_Given records_
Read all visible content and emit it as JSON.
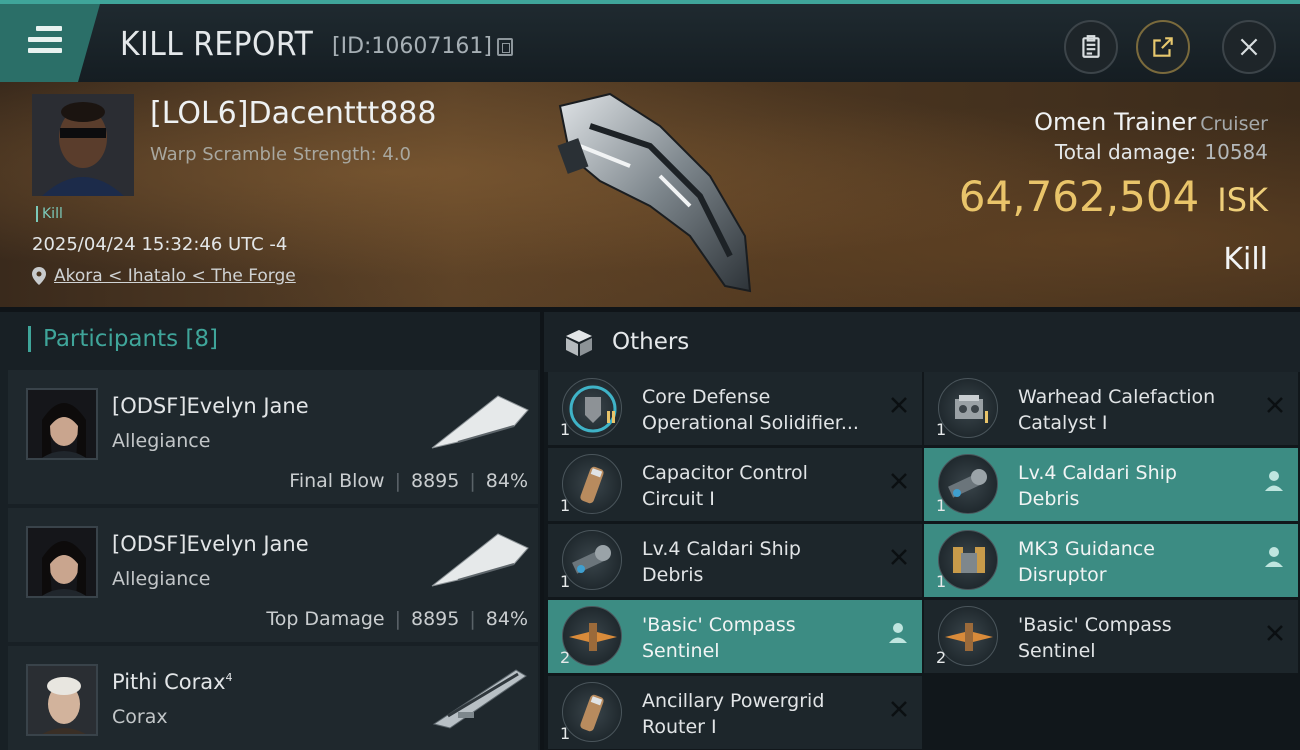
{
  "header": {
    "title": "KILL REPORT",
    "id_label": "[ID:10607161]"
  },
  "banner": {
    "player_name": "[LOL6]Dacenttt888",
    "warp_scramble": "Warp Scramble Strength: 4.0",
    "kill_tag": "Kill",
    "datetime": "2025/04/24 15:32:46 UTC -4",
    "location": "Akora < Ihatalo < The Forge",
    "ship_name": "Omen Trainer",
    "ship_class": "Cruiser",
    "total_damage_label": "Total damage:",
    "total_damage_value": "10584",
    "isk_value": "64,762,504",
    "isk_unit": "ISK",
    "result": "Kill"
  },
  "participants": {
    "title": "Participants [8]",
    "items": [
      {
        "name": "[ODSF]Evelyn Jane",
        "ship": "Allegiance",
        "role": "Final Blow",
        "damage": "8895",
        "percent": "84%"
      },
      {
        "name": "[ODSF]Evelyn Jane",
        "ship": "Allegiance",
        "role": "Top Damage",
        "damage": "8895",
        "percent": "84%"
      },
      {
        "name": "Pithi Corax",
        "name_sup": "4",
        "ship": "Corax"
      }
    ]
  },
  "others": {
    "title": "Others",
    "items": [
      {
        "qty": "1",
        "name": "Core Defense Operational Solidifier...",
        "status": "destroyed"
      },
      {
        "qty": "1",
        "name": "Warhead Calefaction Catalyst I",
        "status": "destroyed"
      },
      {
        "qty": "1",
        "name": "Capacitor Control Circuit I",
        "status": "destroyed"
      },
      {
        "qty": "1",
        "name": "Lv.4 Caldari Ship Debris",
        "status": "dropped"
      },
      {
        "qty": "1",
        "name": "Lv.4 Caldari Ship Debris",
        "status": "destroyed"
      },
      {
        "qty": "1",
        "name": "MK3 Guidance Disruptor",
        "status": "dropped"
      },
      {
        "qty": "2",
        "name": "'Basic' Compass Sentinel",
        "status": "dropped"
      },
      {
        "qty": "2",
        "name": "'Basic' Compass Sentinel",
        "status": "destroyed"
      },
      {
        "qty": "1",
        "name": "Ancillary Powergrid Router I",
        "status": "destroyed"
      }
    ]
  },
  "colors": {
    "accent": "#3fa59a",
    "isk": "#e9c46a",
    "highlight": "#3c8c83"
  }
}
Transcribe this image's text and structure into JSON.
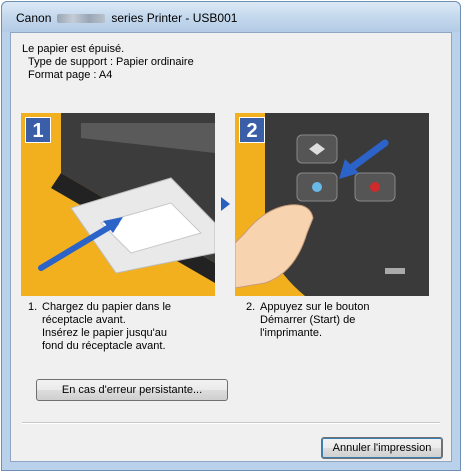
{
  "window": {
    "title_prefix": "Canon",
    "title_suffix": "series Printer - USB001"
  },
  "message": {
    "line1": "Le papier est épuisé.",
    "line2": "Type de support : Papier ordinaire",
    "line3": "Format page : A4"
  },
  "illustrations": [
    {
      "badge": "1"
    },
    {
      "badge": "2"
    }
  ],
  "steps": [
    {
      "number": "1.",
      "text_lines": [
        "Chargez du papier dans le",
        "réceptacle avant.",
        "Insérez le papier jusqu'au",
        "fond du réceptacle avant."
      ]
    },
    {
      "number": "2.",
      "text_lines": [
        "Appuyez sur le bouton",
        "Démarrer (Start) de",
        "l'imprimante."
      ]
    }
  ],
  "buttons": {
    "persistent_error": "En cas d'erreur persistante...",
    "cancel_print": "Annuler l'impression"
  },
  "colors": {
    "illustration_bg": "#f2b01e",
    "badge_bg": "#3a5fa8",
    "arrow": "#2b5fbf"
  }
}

_Task description_
Repeat the material above verbatim. Leave the pictures behind.

_Full output_
Read all visible content and emit it as JSON.
{
  "header": {
    "title": "KILL REPORT",
    "id_label": "[ID:10607161]"
  },
  "banner": {
    "player_name": "[LOL6]Dacenttt888",
    "warp_scramble": "Warp Scramble Strength: 4.0",
    "kill_tag": "Kill",
    "datetime": "2025/04/24 15:32:46 UTC -4",
    "location": "Akora < Ihatalo < The Forge",
    "ship_name": "Omen Trainer",
    "ship_class": "Cruiser",
    "total_damage_label": "Total damage:",
    "total_damage_value": "10584",
    "isk_value": "64,762,504",
    "isk_unit": "ISK",
    "result": "Kill"
  },
  "participants": {
    "title": "Participants [8]",
    "items": [
      {
        "name": "[ODSF]Evelyn Jane",
        "ship": "Allegiance",
        "role": "Final Blow",
        "damage": "8895",
        "percent": "84%"
      },
      {
        "name": "[ODSF]Evelyn Jane",
        "ship": "Allegiance",
        "role": "Top Damage",
        "damage": "8895",
        "percent": "84%"
      },
      {
        "name": "Pithi Corax",
        "name_sup": "4",
        "ship": "Corax"
      }
    ]
  },
  "others": {
    "title": "Others",
    "items": [
      {
        "qty": "1",
        "name": "Core Defense Operational Solidifier...",
        "status": "destroyed"
      },
      {
        "qty": "1",
        "name": "Warhead Calefaction Catalyst I",
        "status": "destroyed"
      },
      {
        "qty": "1",
        "name": "Capacitor Control Circuit I",
        "status": "destroyed"
      },
      {
        "qty": "1",
        "name": "Lv.4 Caldari Ship Debris",
        "status": "dropped"
      },
      {
        "qty": "1",
        "name": "Lv.4 Caldari Ship Debris",
        "status": "destroyed"
      },
      {
        "qty": "1",
        "name": "MK3 Guidance Disruptor",
        "status": "dropped"
      },
      {
        "qty": "2",
        "name": "'Basic' Compass Sentinel",
        "status": "dropped"
      },
      {
        "qty": "2",
        "name": "'Basic' Compass Sentinel",
        "status": "destroyed"
      },
      {
        "qty": "1",
        "name": "Ancillary Powergrid Router I",
        "status": "destroyed"
      }
    ]
  },
  "colors": {
    "accent": "#3fa59a",
    "isk": "#e9c46a",
    "highlight": "#3c8c83"
  }
}
Transcribe this image's text and structure into JSON.
{
  "window": {
    "title_prefix": "Canon",
    "title_suffix": "series Printer - USB001"
  },
  "message": {
    "line1": "Le papier est épuisé.",
    "line2": "Type de support : Papier ordinaire",
    "line3": "Format page : A4"
  },
  "illustrations": [
    {
      "badge": "1"
    },
    {
      "badge": "2"
    }
  ],
  "steps": [
    {
      "number": "1.",
      "text_lines": [
        "Chargez du papier dans le",
        "réceptacle avant.",
        "Insérez le papier jusqu'au",
        "fond du réceptacle avant."
      ]
    },
    {
      "number": "2.",
      "text_lines": [
        "Appuyez sur le bouton",
        "Démarrer (Start) de",
        "l'imprimante."
      ]
    }
  ],
  "buttons": {
    "persistent_error": "En cas d'erreur persistante...",
    "cancel_print": "Annuler l'impression"
  },
  "colors": {
    "illustration_bg": "#f2b01e",
    "badge_bg": "#3a5fa8",
    "arrow": "#2b5fbf"
  }
}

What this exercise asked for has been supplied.